### What the task asks:
State how many lines include "преведувачка", giving the number by itself.

### Task data:
========================================================================
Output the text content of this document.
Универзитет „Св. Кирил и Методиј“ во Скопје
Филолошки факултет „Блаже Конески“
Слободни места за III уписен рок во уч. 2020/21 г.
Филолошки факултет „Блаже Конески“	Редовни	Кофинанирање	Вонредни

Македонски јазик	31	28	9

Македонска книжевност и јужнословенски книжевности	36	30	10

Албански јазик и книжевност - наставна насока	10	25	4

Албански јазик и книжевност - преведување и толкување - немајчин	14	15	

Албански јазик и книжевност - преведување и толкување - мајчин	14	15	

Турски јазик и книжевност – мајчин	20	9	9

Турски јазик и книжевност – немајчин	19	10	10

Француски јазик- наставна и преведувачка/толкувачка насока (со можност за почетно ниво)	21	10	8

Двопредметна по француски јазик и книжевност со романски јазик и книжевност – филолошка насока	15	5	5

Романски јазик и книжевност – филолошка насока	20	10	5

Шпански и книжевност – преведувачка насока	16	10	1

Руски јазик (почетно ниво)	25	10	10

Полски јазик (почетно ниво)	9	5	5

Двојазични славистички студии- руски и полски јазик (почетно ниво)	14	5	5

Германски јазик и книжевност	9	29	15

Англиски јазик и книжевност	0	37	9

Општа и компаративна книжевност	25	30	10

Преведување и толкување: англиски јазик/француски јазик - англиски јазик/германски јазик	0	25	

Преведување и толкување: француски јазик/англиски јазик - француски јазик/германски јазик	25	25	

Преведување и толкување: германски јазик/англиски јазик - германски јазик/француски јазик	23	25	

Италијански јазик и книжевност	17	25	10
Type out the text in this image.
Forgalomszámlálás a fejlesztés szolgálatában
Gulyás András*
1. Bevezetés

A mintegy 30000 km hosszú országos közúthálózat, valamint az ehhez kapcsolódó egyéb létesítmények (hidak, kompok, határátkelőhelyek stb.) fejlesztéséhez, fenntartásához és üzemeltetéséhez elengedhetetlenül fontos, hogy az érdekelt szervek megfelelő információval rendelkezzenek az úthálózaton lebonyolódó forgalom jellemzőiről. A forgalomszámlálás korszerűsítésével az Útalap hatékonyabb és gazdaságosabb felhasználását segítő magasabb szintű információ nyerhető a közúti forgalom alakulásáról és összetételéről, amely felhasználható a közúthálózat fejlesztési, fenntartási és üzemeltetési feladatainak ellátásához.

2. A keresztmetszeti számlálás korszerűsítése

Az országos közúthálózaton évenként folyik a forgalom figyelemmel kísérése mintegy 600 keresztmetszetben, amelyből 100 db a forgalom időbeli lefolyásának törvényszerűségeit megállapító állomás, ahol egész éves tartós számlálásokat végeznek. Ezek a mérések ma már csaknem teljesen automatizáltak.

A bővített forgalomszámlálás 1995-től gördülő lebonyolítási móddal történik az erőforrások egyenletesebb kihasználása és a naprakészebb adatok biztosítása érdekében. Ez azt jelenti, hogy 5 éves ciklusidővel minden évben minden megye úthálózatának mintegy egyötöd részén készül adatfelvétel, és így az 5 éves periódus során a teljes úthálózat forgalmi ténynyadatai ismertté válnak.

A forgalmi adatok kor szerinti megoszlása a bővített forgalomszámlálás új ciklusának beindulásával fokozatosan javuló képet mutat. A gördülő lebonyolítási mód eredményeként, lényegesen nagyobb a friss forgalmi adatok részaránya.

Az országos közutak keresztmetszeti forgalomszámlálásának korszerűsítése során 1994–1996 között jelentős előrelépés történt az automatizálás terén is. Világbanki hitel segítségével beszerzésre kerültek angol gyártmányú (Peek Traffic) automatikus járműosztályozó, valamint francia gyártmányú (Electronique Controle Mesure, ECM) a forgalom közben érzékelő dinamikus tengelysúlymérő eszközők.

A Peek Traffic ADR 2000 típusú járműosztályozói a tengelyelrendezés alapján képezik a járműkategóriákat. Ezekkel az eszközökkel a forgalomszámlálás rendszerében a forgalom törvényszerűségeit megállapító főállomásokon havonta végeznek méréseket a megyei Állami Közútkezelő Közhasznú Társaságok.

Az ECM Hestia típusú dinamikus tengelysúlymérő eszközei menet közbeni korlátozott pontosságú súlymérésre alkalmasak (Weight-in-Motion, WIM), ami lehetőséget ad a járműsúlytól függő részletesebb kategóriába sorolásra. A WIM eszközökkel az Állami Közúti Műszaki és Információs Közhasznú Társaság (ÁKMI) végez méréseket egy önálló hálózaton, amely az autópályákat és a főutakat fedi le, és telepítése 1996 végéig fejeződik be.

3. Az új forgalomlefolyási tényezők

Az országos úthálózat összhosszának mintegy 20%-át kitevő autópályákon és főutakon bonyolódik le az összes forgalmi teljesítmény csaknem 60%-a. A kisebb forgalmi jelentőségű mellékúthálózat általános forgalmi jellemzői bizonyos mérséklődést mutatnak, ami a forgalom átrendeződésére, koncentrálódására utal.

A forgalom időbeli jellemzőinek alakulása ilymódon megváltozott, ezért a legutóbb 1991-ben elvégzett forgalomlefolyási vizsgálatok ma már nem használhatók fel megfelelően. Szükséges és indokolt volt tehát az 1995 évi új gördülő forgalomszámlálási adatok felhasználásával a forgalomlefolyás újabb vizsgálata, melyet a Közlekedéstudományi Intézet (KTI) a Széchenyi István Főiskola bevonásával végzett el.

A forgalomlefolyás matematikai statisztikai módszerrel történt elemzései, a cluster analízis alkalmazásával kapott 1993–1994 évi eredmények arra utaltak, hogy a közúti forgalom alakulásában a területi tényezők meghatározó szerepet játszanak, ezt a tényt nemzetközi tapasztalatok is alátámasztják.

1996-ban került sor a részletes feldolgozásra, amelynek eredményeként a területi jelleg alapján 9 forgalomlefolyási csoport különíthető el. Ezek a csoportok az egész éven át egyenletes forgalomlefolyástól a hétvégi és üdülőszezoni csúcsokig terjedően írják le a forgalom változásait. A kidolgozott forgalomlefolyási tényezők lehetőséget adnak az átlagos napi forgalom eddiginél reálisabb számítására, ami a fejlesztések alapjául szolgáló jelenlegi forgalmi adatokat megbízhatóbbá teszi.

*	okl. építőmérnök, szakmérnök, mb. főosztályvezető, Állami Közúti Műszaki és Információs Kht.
========================================================================
### Full answer:
2